┌────────

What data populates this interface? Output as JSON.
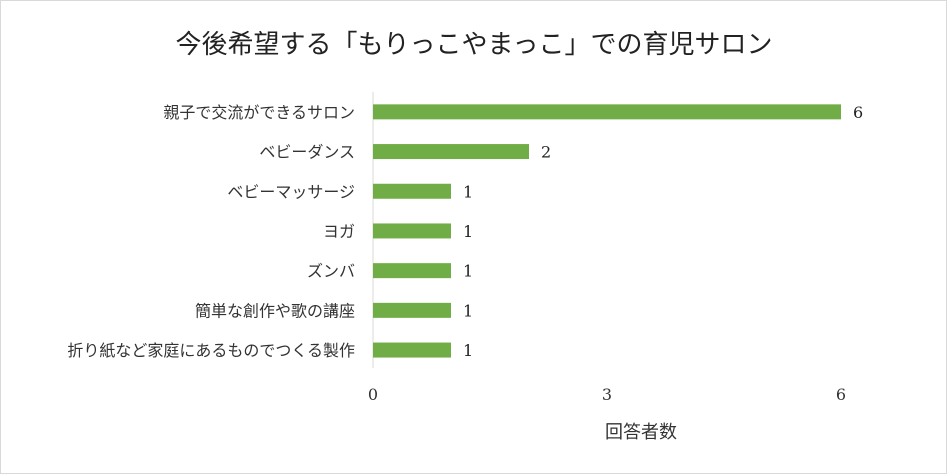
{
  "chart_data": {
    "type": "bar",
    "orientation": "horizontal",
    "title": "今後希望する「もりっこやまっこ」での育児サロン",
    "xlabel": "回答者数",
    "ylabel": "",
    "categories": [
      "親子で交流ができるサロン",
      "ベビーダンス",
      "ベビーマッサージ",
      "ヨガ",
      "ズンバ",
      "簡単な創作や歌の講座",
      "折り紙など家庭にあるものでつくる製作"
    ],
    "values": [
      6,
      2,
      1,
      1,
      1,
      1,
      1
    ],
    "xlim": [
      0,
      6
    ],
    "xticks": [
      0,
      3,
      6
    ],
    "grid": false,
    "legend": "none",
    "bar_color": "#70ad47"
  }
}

└────────

_Exercise aim_. In your copy, leave out the pictures and reproduce the material above exactly.

_Solution for this problem_.
What data populates this interface? Output as JSON.
{
  "chart_data": {
    "type": "bar",
    "orientation": "horizontal",
    "title": "今後希望する「もりっこやまっこ」での育児サロン",
    "xlabel": "回答者数",
    "ylabel": "",
    "categories": [
      "親子で交流ができるサロン",
      "ベビーダンス",
      "ベビーマッサージ",
      "ヨガ",
      "ズンバ",
      "簡単な創作や歌の講座",
      "折り紙など家庭にあるものでつくる製作"
    ],
    "values": [
      6,
      2,
      1,
      1,
      1,
      1,
      1
    ],
    "xlim": [
      0,
      6
    ],
    "xticks": [
      0,
      3,
      6
    ],
    "grid": false,
    "legend": "none",
    "bar_color": "#70ad47"
  }
}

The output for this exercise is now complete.